> _Work instructions_
Copy all the entries word for word, but omit the pictures.

> _Recorded information_
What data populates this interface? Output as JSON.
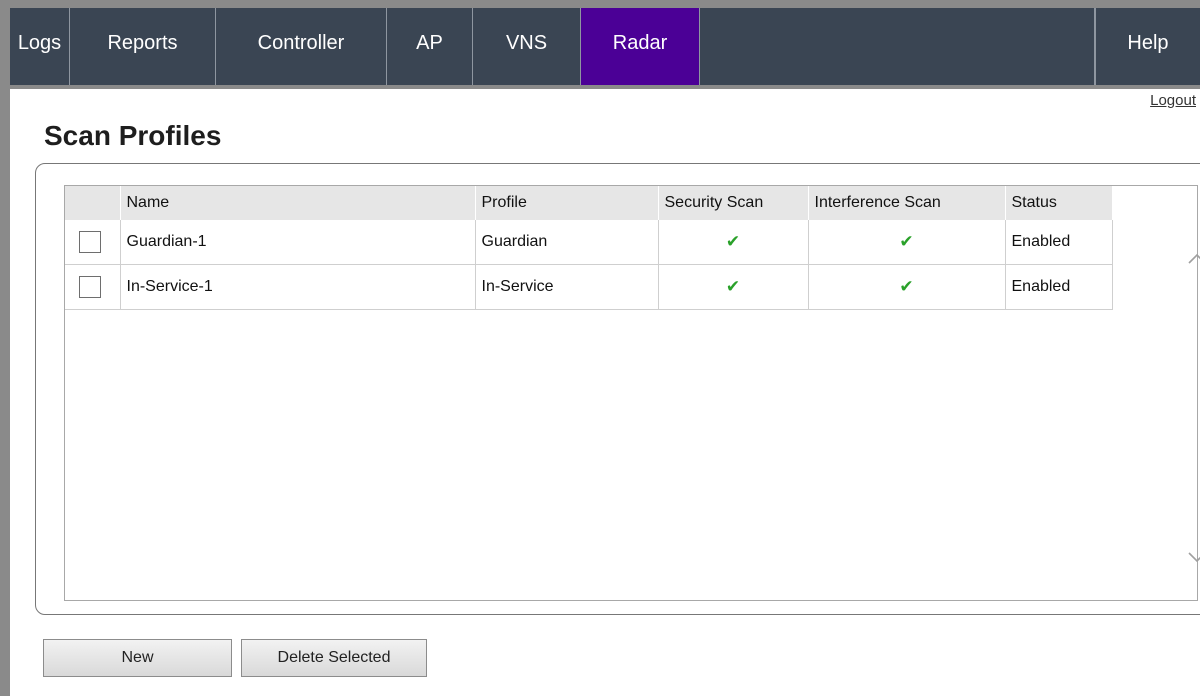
{
  "nav": {
    "tabs": [
      {
        "label": "Logs"
      },
      {
        "label": "Reports"
      },
      {
        "label": "Controller"
      },
      {
        "label": "AP"
      },
      {
        "label": "VNS"
      },
      {
        "label": "Radar"
      }
    ],
    "active_tab": "Radar",
    "help_label": "Help"
  },
  "logout_label": "Logout",
  "page_title": "Scan Profiles",
  "table": {
    "columns": [
      "Name",
      "Profile",
      "Security Scan",
      "Interference Scan",
      "Status"
    ],
    "rows": [
      {
        "name": "Guardian-1",
        "profile": "Guardian",
        "security_scan": true,
        "interference_scan": true,
        "status": "Enabled",
        "selected": false
      },
      {
        "name": "In-Service-1",
        "profile": "In-Service",
        "security_scan": true,
        "interference_scan": true,
        "status": "Enabled",
        "selected": false
      }
    ]
  },
  "buttons": {
    "new_label": "New",
    "delete_label": "Delete Selected"
  },
  "icons": {
    "check_mark": "check-icon",
    "scroll_up": "chevron-up-icon",
    "scroll_down": "chevron-down-icon"
  },
  "colors": {
    "nav_bg": "#3a4553",
    "active_tab_bg": "#4b0096",
    "check": "#2aa12a"
  }
}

> _Response to the task_
What data populates this interface? Output as JSON.
{
  "nav": {
    "tabs": [
      {
        "label": "Logs"
      },
      {
        "label": "Reports"
      },
      {
        "label": "Controller"
      },
      {
        "label": "AP"
      },
      {
        "label": "VNS"
      },
      {
        "label": "Radar"
      }
    ],
    "active_tab": "Radar",
    "help_label": "Help"
  },
  "logout_label": "Logout",
  "page_title": "Scan Profiles",
  "table": {
    "columns": [
      "Name",
      "Profile",
      "Security Scan",
      "Interference Scan",
      "Status"
    ],
    "rows": [
      {
        "name": "Guardian-1",
        "profile": "Guardian",
        "security_scan": true,
        "interference_scan": true,
        "status": "Enabled",
        "selected": false
      },
      {
        "name": "In-Service-1",
        "profile": "In-Service",
        "security_scan": true,
        "interference_scan": true,
        "status": "Enabled",
        "selected": false
      }
    ]
  },
  "buttons": {
    "new_label": "New",
    "delete_label": "Delete Selected"
  },
  "icons": {
    "check_mark": "check-icon",
    "scroll_up": "chevron-up-icon",
    "scroll_down": "chevron-down-icon"
  },
  "colors": {
    "nav_bg": "#3a4553",
    "active_tab_bg": "#4b0096",
    "check": "#2aa12a"
  }
}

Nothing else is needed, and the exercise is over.